_STATED GOAL_
Repeat each entry as written, dropping any picture you find.

_MATERIAL SUPPLIED_
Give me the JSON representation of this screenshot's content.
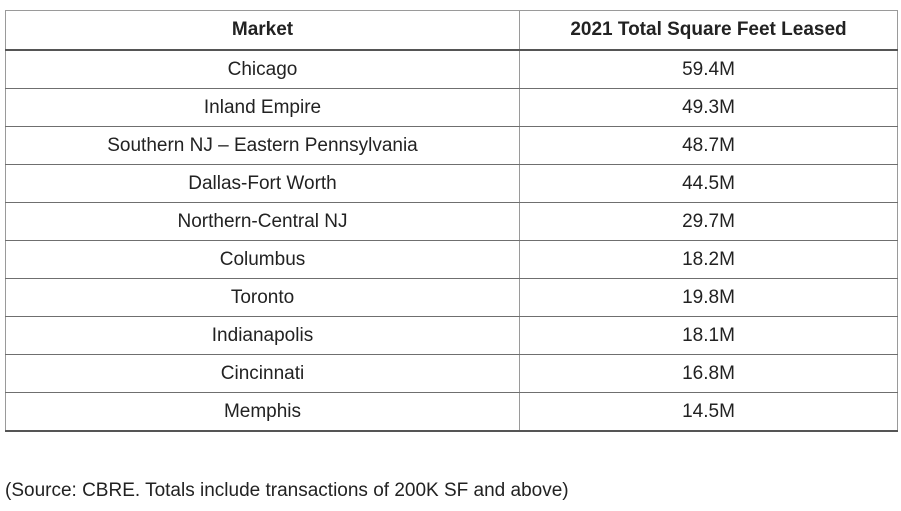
{
  "table": {
    "headers": [
      "Market",
      "2021 Total Square Feet Leased"
    ],
    "rows": [
      [
        "Chicago",
        "59.4M"
      ],
      [
        "Inland Empire",
        "49.3M"
      ],
      [
        "Southern NJ – Eastern Pennsylvania",
        "48.7M"
      ],
      [
        "Dallas-Fort Worth",
        "44.5M"
      ],
      [
        "Northern-Central NJ",
        "29.7M"
      ],
      [
        "Columbus",
        "18.2M"
      ],
      [
        "Toronto",
        "19.8M"
      ],
      [
        "Indianapolis",
        "18.1M"
      ],
      [
        "Cincinnati",
        "16.8M"
      ],
      [
        "Memphis",
        "14.5M"
      ]
    ]
  },
  "footnote": "(Source: CBRE. Totals include transactions of 200K SF and above)"
}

_RESULT FOR THIS TASK_
Give me the JSON representation of this screenshot's content.
{
  "table": {
    "headers": [
      "Market",
      "2021 Total Square Feet Leased"
    ],
    "rows": [
      [
        "Chicago",
        "59.4M"
      ],
      [
        "Inland Empire",
        "49.3M"
      ],
      [
        "Southern NJ – Eastern Pennsylvania",
        "48.7M"
      ],
      [
        "Dallas-Fort Worth",
        "44.5M"
      ],
      [
        "Northern-Central NJ",
        "29.7M"
      ],
      [
        "Columbus",
        "18.2M"
      ],
      [
        "Toronto",
        "19.8M"
      ],
      [
        "Indianapolis",
        "18.1M"
      ],
      [
        "Cincinnati",
        "16.8M"
      ],
      [
        "Memphis",
        "14.5M"
      ]
    ]
  },
  "footnote": "(Source: CBRE. Totals include transactions of 200K SF and above)"
}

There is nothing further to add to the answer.